▶ **Aim of the task**
Copy each line that holds "posición".

▶ **Records for processing**
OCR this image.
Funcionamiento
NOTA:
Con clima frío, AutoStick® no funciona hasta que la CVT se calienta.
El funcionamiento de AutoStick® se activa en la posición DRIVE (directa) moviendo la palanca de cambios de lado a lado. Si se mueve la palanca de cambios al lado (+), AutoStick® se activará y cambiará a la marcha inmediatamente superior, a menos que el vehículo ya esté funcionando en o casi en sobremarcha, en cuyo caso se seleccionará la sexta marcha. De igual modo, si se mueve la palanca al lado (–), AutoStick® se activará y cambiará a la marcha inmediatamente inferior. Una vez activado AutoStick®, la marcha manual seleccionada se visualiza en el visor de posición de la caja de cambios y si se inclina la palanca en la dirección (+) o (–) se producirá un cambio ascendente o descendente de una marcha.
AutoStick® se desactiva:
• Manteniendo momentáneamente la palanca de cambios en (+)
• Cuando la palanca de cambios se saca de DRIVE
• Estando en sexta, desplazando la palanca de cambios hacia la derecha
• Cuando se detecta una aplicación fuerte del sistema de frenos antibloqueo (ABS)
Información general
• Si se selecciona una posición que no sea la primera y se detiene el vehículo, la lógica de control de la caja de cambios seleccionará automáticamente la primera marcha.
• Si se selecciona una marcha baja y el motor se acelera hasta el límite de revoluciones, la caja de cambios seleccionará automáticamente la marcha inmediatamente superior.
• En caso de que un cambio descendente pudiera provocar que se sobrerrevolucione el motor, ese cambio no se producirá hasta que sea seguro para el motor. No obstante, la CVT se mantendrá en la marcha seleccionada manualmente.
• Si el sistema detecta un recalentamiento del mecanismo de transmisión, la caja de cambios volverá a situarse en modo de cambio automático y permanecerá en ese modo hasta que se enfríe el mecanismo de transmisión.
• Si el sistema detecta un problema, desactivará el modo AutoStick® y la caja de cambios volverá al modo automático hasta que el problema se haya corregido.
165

▶ **Full solution**
El funcionamiento de AutoStick® se activa en la posición DRIVE (directa) moviendo la palanca de cambios de lado a lado. Si se mueve la palanca de cambios al lado (+), AutoStick® se activará y cambiará a la marcha inmediatamente superior, a menos que el vehículo ya esté funcionando en o casi en sobremarcha, en cuyo caso se seleccionará la sexta marcha. De igual modo, si se mueve la palanca al lado (–), AutoStick® se activará y cambiará a la marcha inmediatamente inferior. Una vez activado AutoStick®, la marcha manual seleccionada se visualiza en el visor de posición de la caja de cambios y si se inclina la palanca en la dirección (+) o (–) se producirá un cambio ascendente o descendente de una marcha.
• Si se selecciona una posición que no sea la primera y se detiene el vehículo, la lógica de control de la caja de cambios seleccionará automáticamente la primera marcha.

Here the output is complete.